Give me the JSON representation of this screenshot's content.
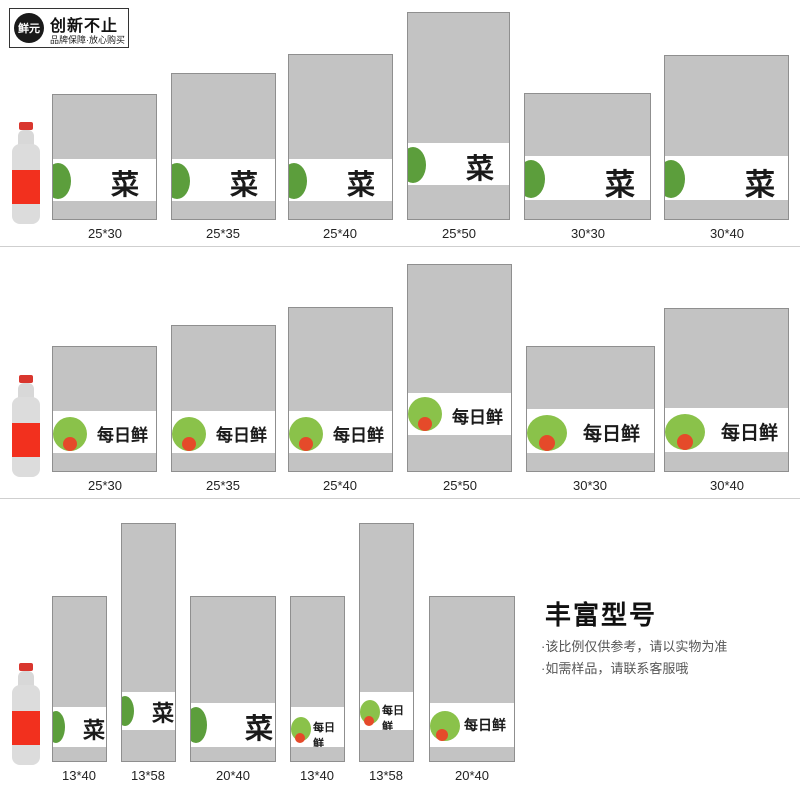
{
  "brand": {
    "circle": "鲜元",
    "title": "创新不止",
    "subtitle": "品牌保障·放心购买"
  },
  "rows": [
    {
      "labels": [
        "25*30",
        "25*35",
        "25*40",
        "25*50",
        "30*30",
        "30*40"
      ],
      "print": "菜"
    },
    {
      "labels": [
        "25*30",
        "25*35",
        "25*40",
        "25*50",
        "30*30",
        "30*40"
      ],
      "print": "每日鲜"
    },
    {
      "labels": [
        "13*40",
        "13*58",
        "20*40",
        "13*40",
        "13*58",
        "20*40"
      ]
    }
  ],
  "info": {
    "heading": "丰富型号",
    "notes": [
      "·该比例仅供参考，请以实物为准",
      "·如需样品，请联系客服哦"
    ]
  },
  "colors": {
    "bag": "#c3c3c3",
    "bottle_label": "#f2301e",
    "leaf": "#5c9e3c"
  }
}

-*-*-

Without the pictures, restate each entry exactly.

PROBLEM SOLUTION ▸
Give me the JSON representation of this screenshot's content.
{
  "brand": {
    "circle": "鲜元",
    "title": "创新不止",
    "subtitle": "品牌保障·放心购买"
  },
  "rows": [
    {
      "labels": [
        "25*30",
        "25*35",
        "25*40",
        "25*50",
        "30*30",
        "30*40"
      ],
      "print": "菜"
    },
    {
      "labels": [
        "25*30",
        "25*35",
        "25*40",
        "25*50",
        "30*30",
        "30*40"
      ],
      "print": "每日鲜"
    },
    {
      "labels": [
        "13*40",
        "13*58",
        "20*40",
        "13*40",
        "13*58",
        "20*40"
      ]
    }
  ],
  "info": {
    "heading": "丰富型号",
    "notes": [
      "·该比例仅供参考，请以实物为准",
      "·如需样品，请联系客服哦"
    ]
  },
  "colors": {
    "bag": "#c3c3c3",
    "bottle_label": "#f2301e",
    "leaf": "#5c9e3c"
  }
}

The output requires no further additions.